··· TASK DATA ···

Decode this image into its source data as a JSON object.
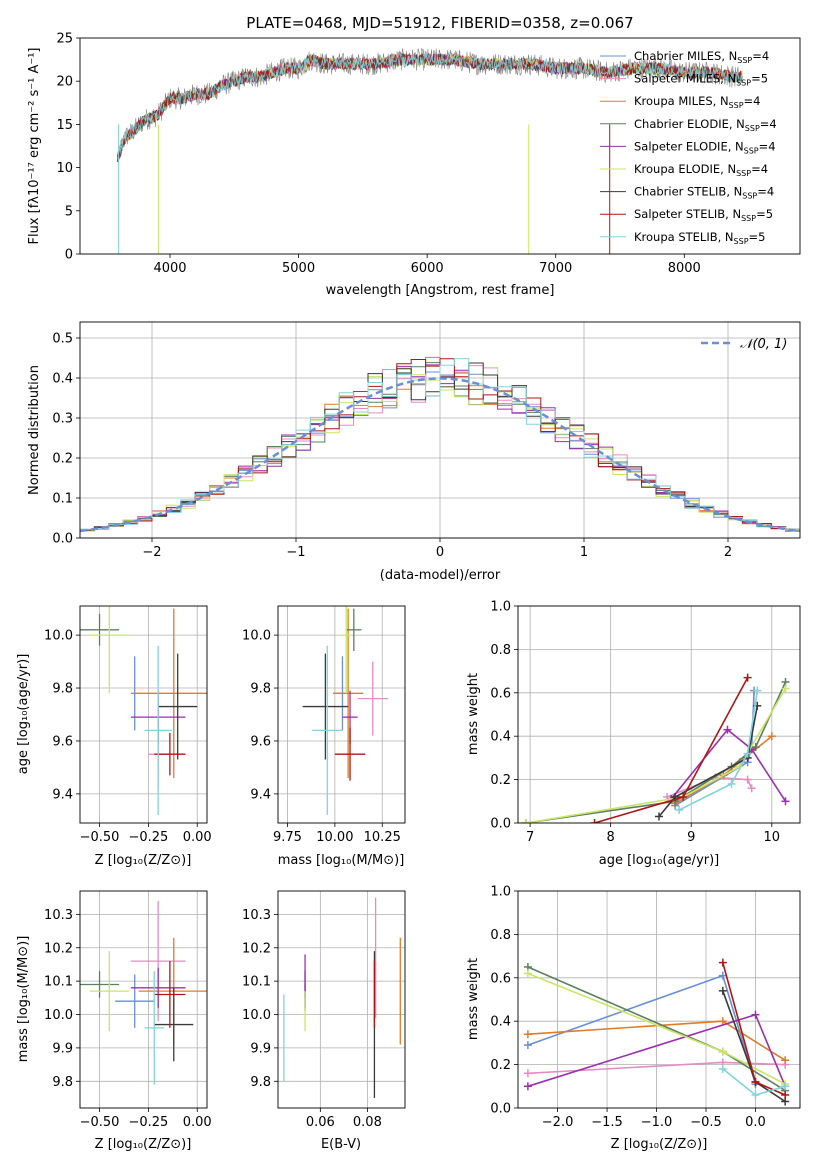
{
  "chart_data": [
    {
      "type": "line",
      "panel": "spectrum",
      "title": "PLATE=0468, MJD=51912, FIBERID=0358, z=0.067",
      "xlabel": "wavelength [Angstrom, rest frame]",
      "ylabel": "Flux [fλ10⁻¹⁷ erg cm⁻² s⁻¹ A⁻¹]",
      "xlim": [
        3300,
        8900
      ],
      "ylim": [
        0,
        25
      ],
      "xticks": [
        4000,
        5000,
        6000,
        7000,
        8000
      ],
      "yticks": [
        0,
        5,
        10,
        15,
        20,
        25
      ],
      "grid": false,
      "legend_position": "right",
      "continuum": {
        "x": [
          3590,
          3650,
          3700,
          3800,
          3900,
          4000,
          4100,
          4200,
          4300,
          4400,
          4500,
          4600,
          4700,
          4800,
          4900,
          5000,
          5100,
          5200,
          5400,
          5600,
          5800,
          6000,
          6200,
          6400,
          6600,
          6800,
          7000,
          7200,
          7400,
          7600,
          7800,
          8000,
          8200,
          8400
        ],
        "y": [
          11,
          13.5,
          14,
          15.5,
          16,
          18,
          18,
          18.5,
          18.5,
          19.5,
          20,
          20.5,
          20.5,
          21,
          21.5,
          21.5,
          22.5,
          22,
          22,
          22,
          22.5,
          22.5,
          22.5,
          22,
          22,
          22,
          21.5,
          21.5,
          21,
          21.5,
          21.5,
          21,
          21,
          20.5
        ]
      },
      "series": [
        {
          "name": "Chabrier MILES, N_SSP=4",
          "color": "#6a8fd6"
        },
        {
          "name": "Salpeter MILES, N_SSP=5",
          "color": "#e68bc3"
        },
        {
          "name": "Kroupa MILES, N_SSP=4",
          "color": "#e07b2a"
        },
        {
          "name": "Chabrier ELODIE, N_SSP=4",
          "color": "#5b8060"
        },
        {
          "name": "Salpeter ELODIE, N_SSP=4",
          "color": "#9b2fae"
        },
        {
          "name": "Kroupa ELODIE, N_SSP=4",
          "color": "#c8e664"
        },
        {
          "name": "Chabrier STELIB, N_SSP=4",
          "color": "#3a3a3a"
        },
        {
          "name": "Salpeter STELIB, N_SSP=5",
          "color": "#b01515"
        },
        {
          "name": "Kroupa STELIB, N_SSP=5",
          "color": "#80d4dc"
        }
      ]
    },
    {
      "type": "line",
      "panel": "residuals",
      "xlabel": "(data-model)/error",
      "ylabel": "Normed distribution",
      "xlim": [
        -2.5,
        2.5
      ],
      "ylim": [
        0,
        0.54
      ],
      "xticks": [
        -2,
        -1,
        0,
        1,
        2
      ],
      "yticks": [
        0.0,
        0.1,
        0.2,
        0.3,
        0.4,
        0.5
      ],
      "grid": true,
      "legend_position": "top-right",
      "reference_label": "𝒩(0, 1)",
      "reference": {
        "mean": 0,
        "sigma": 1
      }
    },
    {
      "type": "scatter",
      "panel": "age-vs-Z",
      "xlabel": "Z [log₁₀(Z/Z⊙)]",
      "ylabel": "age [log₁₀(age/yr)]",
      "xlim": [
        -0.6,
        0.05
      ],
      "ylim": [
        9.29,
        10.11
      ],
      "xticks": [
        -0.5,
        -0.25,
        0.0
      ],
      "yticks": [
        9.4,
        9.6,
        9.8,
        10.0
      ],
      "grid": true,
      "points": [
        {
          "x": -0.32,
          "y": 9.78,
          "xerr": 0.02,
          "yerr": 0.14,
          "color": "#6a8fd6"
        },
        {
          "x": -0.2,
          "y": 9.55,
          "xerr": 0.05,
          "yerr": 0.12,
          "color": "#e68bc3"
        },
        {
          "x": -0.12,
          "y": 9.78,
          "xerr": 0.2,
          "yerr": 0.32,
          "color": "#e07b2a"
        },
        {
          "x": -0.5,
          "y": 10.02,
          "xerr": 0.1,
          "yerr": 0.06,
          "color": "#5b8060"
        },
        {
          "x": -0.2,
          "y": 9.69,
          "xerr": 0.14,
          "yerr": 0.1,
          "color": "#9b2fae"
        },
        {
          "x": -0.45,
          "y": 10.0,
          "xerr": 0.1,
          "yerr": 0.22,
          "color": "#c8e664"
        },
        {
          "x": -0.1,
          "y": 9.73,
          "xerr": 0.1,
          "yerr": 0.2,
          "color": "#3a3a3a"
        },
        {
          "x": -0.14,
          "y": 9.55,
          "xerr": 0.08,
          "yerr": 0.08,
          "color": "#b01515"
        },
        {
          "x": -0.2,
          "y": 9.64,
          "xerr": 0.07,
          "yerr": 0.32,
          "color": "#80d4dc"
        }
      ]
    },
    {
      "type": "scatter",
      "panel": "age-vs-mass",
      "xlabel": "mass [log₁₀(M/M⊙)]",
      "xlim": [
        9.7,
        10.37
      ],
      "ylim": [
        9.29,
        10.11
      ],
      "xticks": [
        9.75,
        10.0,
        10.25
      ],
      "yticks": [
        9.4,
        9.6,
        9.8,
        10.0
      ],
      "grid": true,
      "points": [
        {
          "x": 10.04,
          "y": 9.78,
          "xerr": 0.04,
          "yerr": 0.14,
          "color": "#6a8fd6"
        },
        {
          "x": 10.2,
          "y": 9.76,
          "xerr": 0.08,
          "yerr": 0.14,
          "color": "#e68bc3"
        },
        {
          "x": 10.07,
          "y": 9.78,
          "xerr": 0.08,
          "yerr": 0.32,
          "color": "#e07b2a"
        },
        {
          "x": 10.1,
          "y": 10.02,
          "xerr": 0.04,
          "yerr": 0.08,
          "color": "#5b8060"
        },
        {
          "x": 10.08,
          "y": 9.69,
          "xerr": 0.04,
          "yerr": 0.1,
          "color": "#9b2fae"
        },
        {
          "x": 10.06,
          "y": 10.0,
          "xerr": 0.02,
          "yerr": 0.22,
          "color": "#c8e664"
        },
        {
          "x": 9.95,
          "y": 9.73,
          "xerr": 0.12,
          "yerr": 0.2,
          "color": "#3a3a3a"
        },
        {
          "x": 10.08,
          "y": 9.55,
          "xerr": 0.08,
          "yerr": 0.1,
          "color": "#b01515"
        },
        {
          "x": 9.96,
          "y": 9.64,
          "xerr": 0.08,
          "yerr": 0.32,
          "color": "#80d4dc"
        }
      ]
    },
    {
      "type": "line",
      "panel": "mass-weight-vs-age",
      "xlabel": "age [log₁₀(age/yr)]",
      "ylabel": "mass weight",
      "xlim": [
        6.85,
        10.35
      ],
      "ylim": [
        0,
        1
      ],
      "xticks": [
        7,
        8,
        9,
        10
      ],
      "yticks": [
        0.0,
        0.2,
        0.4,
        0.6,
        0.8,
        1.0
      ],
      "grid": true,
      "series": [
        {
          "color": "#6a8fd6",
          "x": [
            8.8,
            9.7,
            9.75,
            9.78
          ],
          "y": [
            0.08,
            0.28,
            0.35,
            0.61
          ]
        },
        {
          "color": "#e68bc3",
          "x": [
            8.7,
            9.3,
            9.7,
            9.75
          ],
          "y": [
            0.12,
            0.21,
            0.2,
            0.16
          ]
        },
        {
          "color": "#e07b2a",
          "x": [
            8.8,
            9.4,
            9.6,
            10.0
          ],
          "y": [
            0.09,
            0.22,
            0.28,
            0.4
          ]
        },
        {
          "color": "#5b8060",
          "x": [
            6.95,
            8.8,
            9.5,
            9.8,
            10.17
          ],
          "y": [
            0.0,
            0.1,
            0.26,
            0.35,
            0.65
          ]
        },
        {
          "color": "#9b2fae",
          "x": [
            8.75,
            9.45,
            9.75,
            10.17
          ],
          "y": [
            0.11,
            0.43,
            0.34,
            0.1
          ]
        },
        {
          "color": "#c8e664",
          "x": [
            6.95,
            8.9,
            9.6,
            10.17
          ],
          "y": [
            0.0,
            0.12,
            0.26,
            0.62
          ]
        },
        {
          "color": "#3a3a3a",
          "x": [
            8.6,
            8.8,
            9.7,
            9.82
          ],
          "y": [
            0.03,
            0.12,
            0.3,
            0.54
          ]
        },
        {
          "color": "#b01515",
          "x": [
            7.8,
            8.9,
            9.7
          ],
          "y": [
            0.0,
            0.12,
            0.67
          ]
        },
        {
          "color": "#80d4dc",
          "x": [
            8.85,
            9.5,
            9.7,
            9.82
          ],
          "y": [
            0.06,
            0.18,
            0.32,
            0.61
          ]
        }
      ]
    },
    {
      "type": "scatter",
      "panel": "mass-vs-Z",
      "xlabel": "Z [log₁₀(Z/Z⊙)]",
      "ylabel": "mass [log₁₀(M/M⊙)]",
      "xlim": [
        -0.6,
        0.05
      ],
      "ylim": [
        9.72,
        10.37
      ],
      "xticks": [
        -0.5,
        -0.25,
        0.0
      ],
      "yticks": [
        9.8,
        9.9,
        10.0,
        10.1,
        10.2,
        10.3
      ],
      "grid": true,
      "points": [
        {
          "x": -0.32,
          "y": 10.04,
          "xerr": 0.1,
          "yerr": 0.08,
          "color": "#6a8fd6"
        },
        {
          "x": -0.2,
          "y": 10.16,
          "xerr": 0.14,
          "yerr": 0.18,
          "color": "#e68bc3"
        },
        {
          "x": -0.12,
          "y": 10.07,
          "xerr": 0.18,
          "yerr": 0.16,
          "color": "#e07b2a"
        },
        {
          "x": -0.5,
          "y": 10.09,
          "xerr": 0.1,
          "yerr": 0.04,
          "color": "#5b8060"
        },
        {
          "x": -0.2,
          "y": 10.08,
          "xerr": 0.14,
          "yerr": 0.06,
          "color": "#9b2fae"
        },
        {
          "x": -0.45,
          "y": 10.07,
          "xerr": 0.1,
          "yerr": 0.12,
          "color": "#c8e664"
        },
        {
          "x": -0.12,
          "y": 9.97,
          "xerr": 0.1,
          "yerr": 0.11,
          "color": "#3a3a3a"
        },
        {
          "x": -0.14,
          "y": 10.06,
          "xerr": 0.08,
          "yerr": 0.1,
          "color": "#b01515"
        },
        {
          "x": -0.22,
          "y": 9.96,
          "xerr": 0.05,
          "yerr": 0.17,
          "color": "#80d4dc"
        }
      ]
    },
    {
      "type": "scatter",
      "panel": "mass-vs-EBV",
      "xlabel": "E(B-V)",
      "xlim": [
        0.042,
        0.096
      ],
      "ylim": [
        9.72,
        10.37
      ],
      "xticks": [
        0.06,
        0.08
      ],
      "yticks": [
        9.8,
        9.9,
        10.0,
        10.1,
        10.2,
        10.3
      ],
      "grid": true,
      "points": [
        {
          "x": 0.0535,
          "y": 10.05,
          "yerr": 0.04,
          "color": "#6a8fd6"
        },
        {
          "x": 0.0835,
          "y": 10.17,
          "yerr": 0.18,
          "color": "#e68bc3"
        },
        {
          "x": 0.094,
          "y": 10.07,
          "yerr": 0.16,
          "color": "#e07b2a"
        },
        {
          "x": 0.0535,
          "y": 10.09,
          "yerr": 0.04,
          "color": "#5b8060"
        },
        {
          "x": 0.0535,
          "y": 10.1,
          "yerr": 0.08,
          "color": "#9b2fae"
        },
        {
          "x": 0.0535,
          "y": 10.01,
          "yerr": 0.06,
          "color": "#c8e664"
        },
        {
          "x": 0.083,
          "y": 9.97,
          "yerr": 0.22,
          "color": "#3a3a3a"
        },
        {
          "x": 0.083,
          "y": 10.06,
          "yerr": 0.1,
          "color": "#b01515"
        },
        {
          "x": 0.0445,
          "y": 9.93,
          "yerr": 0.13,
          "color": "#80d4dc"
        }
      ]
    },
    {
      "type": "line",
      "panel": "mass-weight-vs-Z",
      "xlabel": "Z [log₁₀(Z/Z⊙)]",
      "ylabel": "mass weight",
      "xlim": [
        -2.4,
        0.45
      ],
      "ylim": [
        0,
        1
      ],
      "xticks": [
        -2.0,
        -1.5,
        -1.0,
        -0.5,
        0.0
      ],
      "yticks": [
        0.0,
        0.2,
        0.4,
        0.6,
        0.8,
        1.0
      ],
      "grid": true,
      "series": [
        {
          "color": "#6a8fd6",
          "x": [
            -2.3,
            -0.33,
            0.0
          ],
          "y": [
            0.29,
            0.61,
            0.11
          ]
        },
        {
          "color": "#e68bc3",
          "x": [
            -2.3,
            -0.33,
            0.3
          ],
          "y": [
            0.16,
            0.21,
            0.2
          ]
        },
        {
          "color": "#e07b2a",
          "x": [
            -2.3,
            -0.33,
            0.3
          ],
          "y": [
            0.34,
            0.4,
            0.22
          ]
        },
        {
          "color": "#5b8060",
          "x": [
            -2.3,
            -0.33,
            0.3
          ],
          "y": [
            0.65,
            0.26,
            0.08
          ]
        },
        {
          "color": "#9b2fae",
          "x": [
            -2.3,
            0.0,
            0.3
          ],
          "y": [
            0.1,
            0.43,
            0.1
          ]
        },
        {
          "color": "#c8e664",
          "x": [
            -2.3,
            -0.33,
            0.3
          ],
          "y": [
            0.62,
            0.26,
            0.11
          ]
        },
        {
          "color": "#3a3a3a",
          "x": [
            -0.33,
            0.0,
            0.3
          ],
          "y": [
            0.54,
            0.12,
            0.03
          ]
        },
        {
          "color": "#b01515",
          "x": [
            -0.33,
            0.0,
            0.3
          ],
          "y": [
            0.67,
            0.12,
            0.06
          ]
        },
        {
          "color": "#80d4dc",
          "x": [
            -0.33,
            0.0,
            0.3
          ],
          "y": [
            0.18,
            0.06,
            0.1
          ]
        }
      ]
    }
  ]
}
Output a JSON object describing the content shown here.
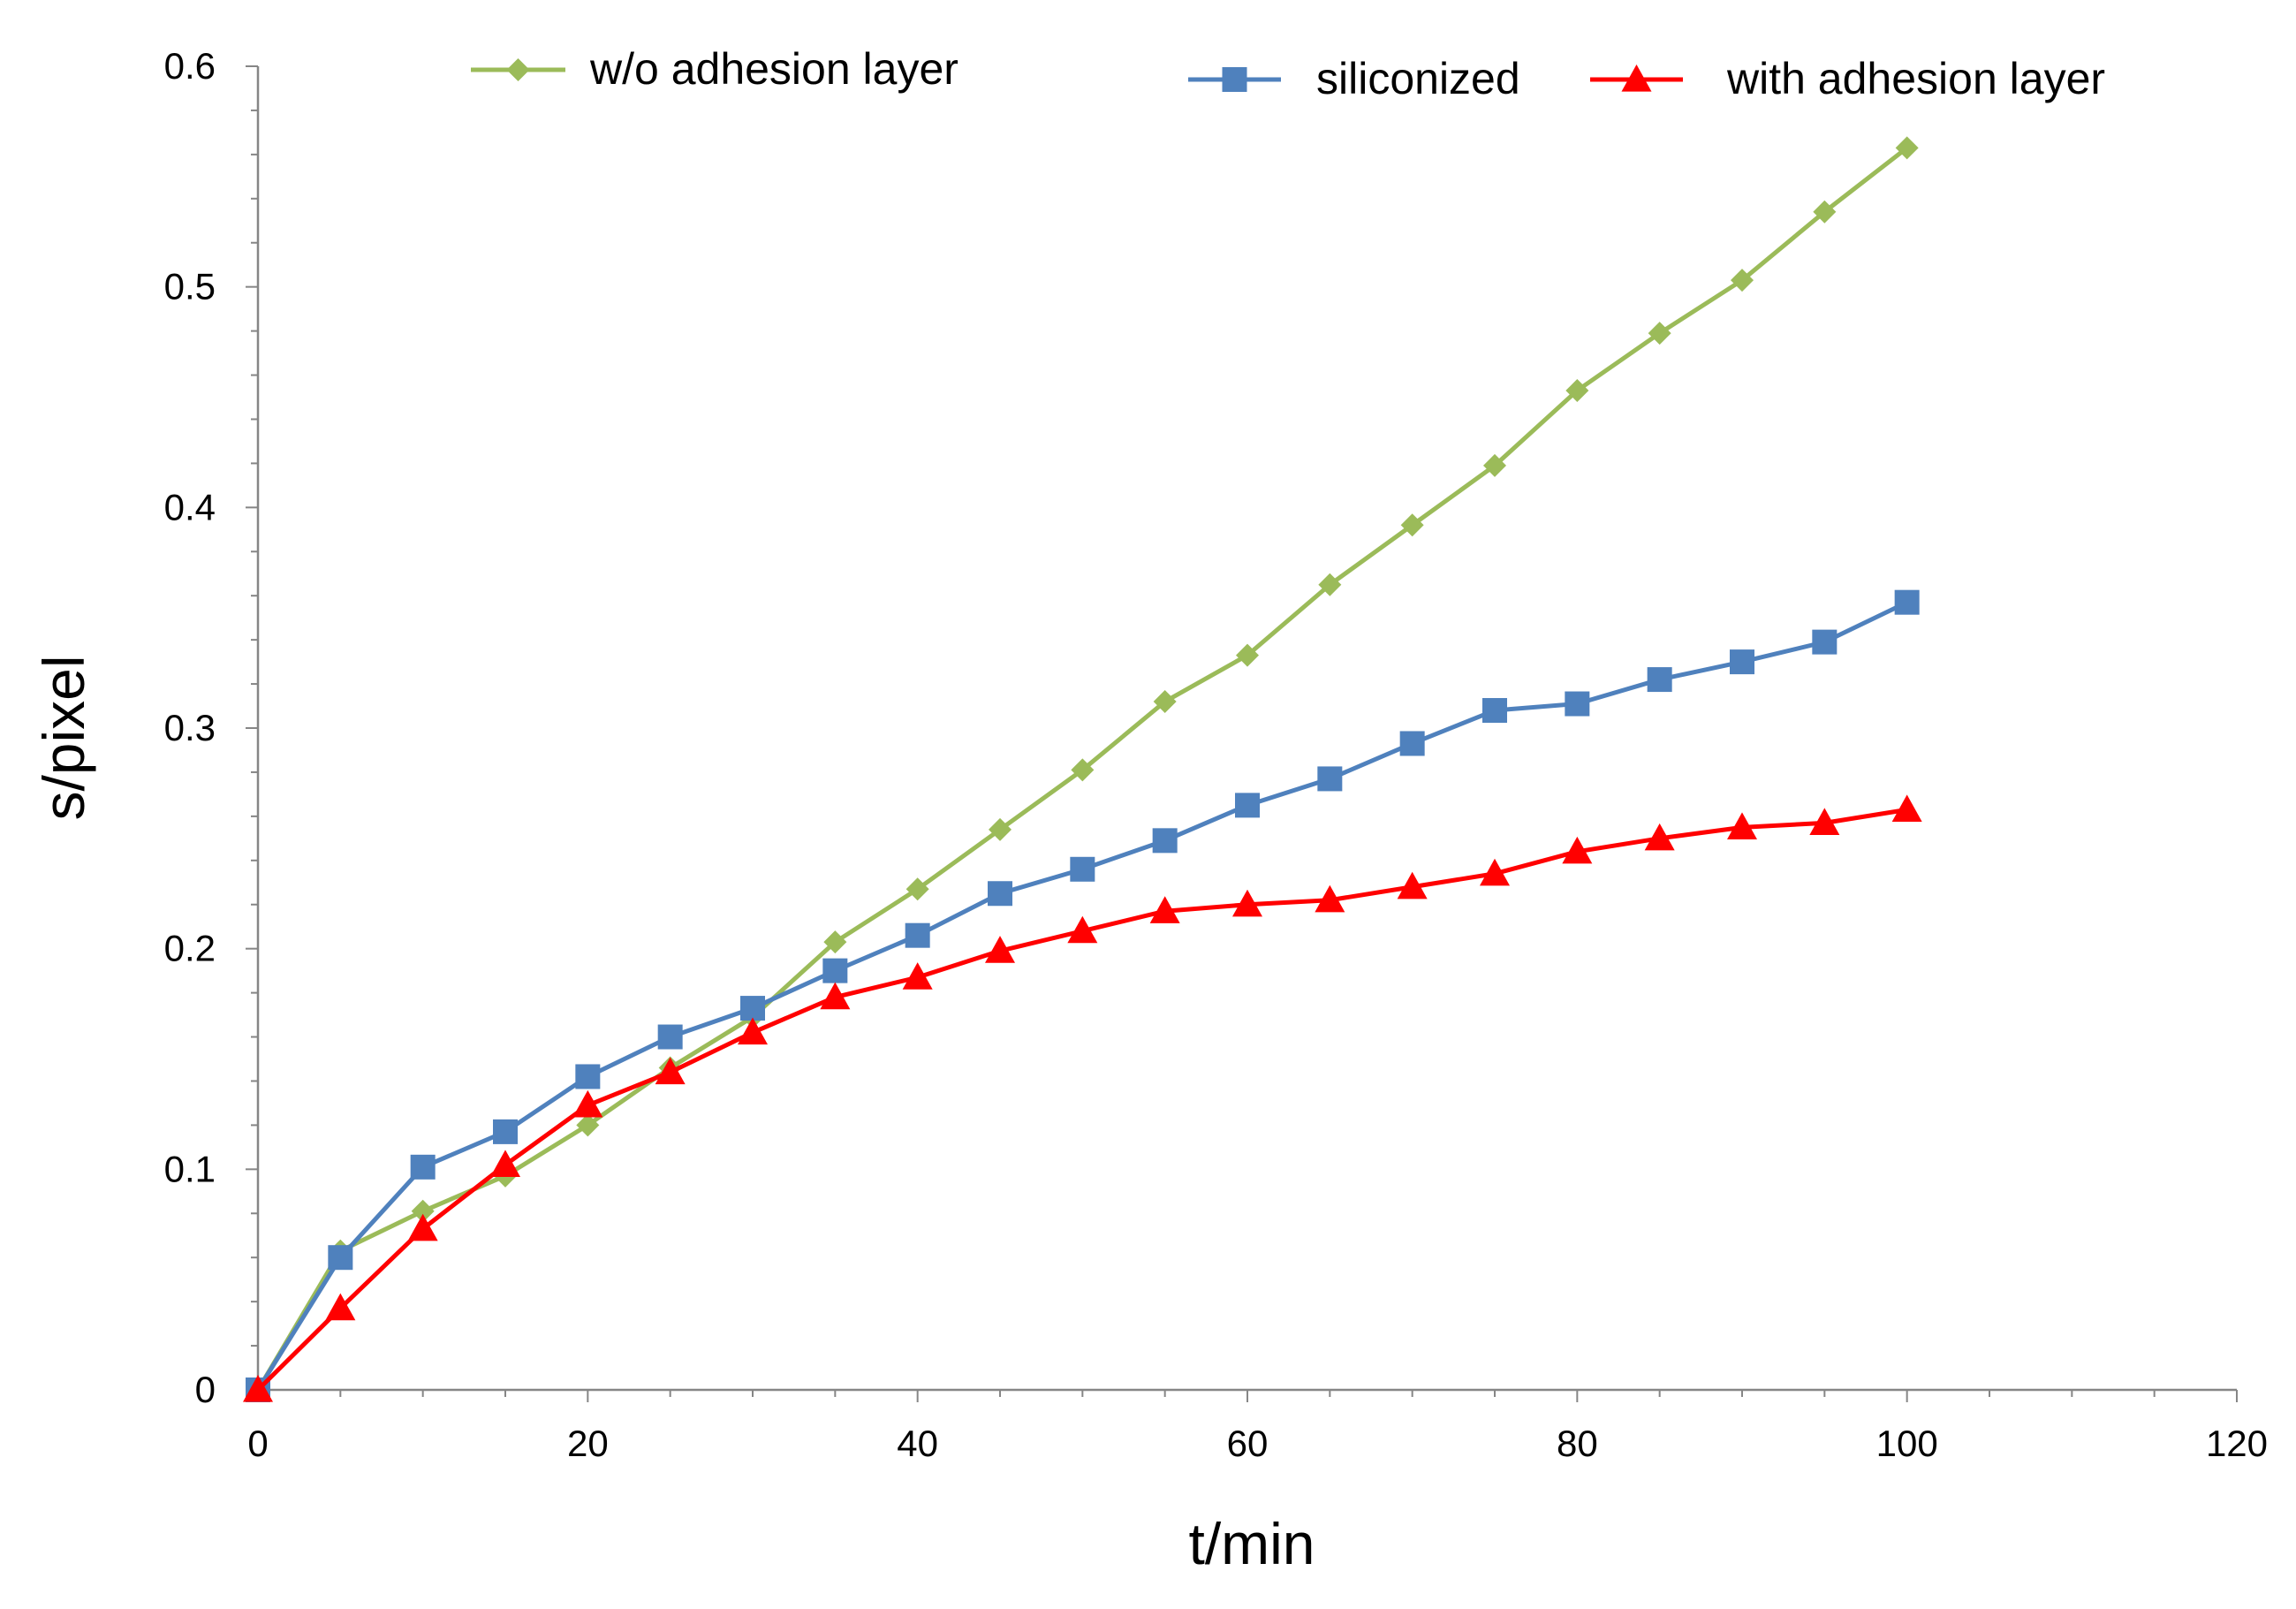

···

_TASK BRIEF:_ Check every line of the data, and copy the ones that contain "xlabel".

_COMPLETE RESPONSE:_
      "xlabel": "wavelength [Angstrom, rest frame]",
      "xlabel": "(data-model)/error",
      "xlabel": "Z [log₁₀(Z/Z⊙)]",
      "xlabel": "mass [log₁₀(M/M⊙)]",
      "xlabel": "age [log₁₀(age/yr)]",
      "xlabel": "Z [log₁₀(Z/Z⊙)]",
      "xlabel": "E(B-V)",
      "xlabel": "Z [log₁₀(Z/Z⊙)]",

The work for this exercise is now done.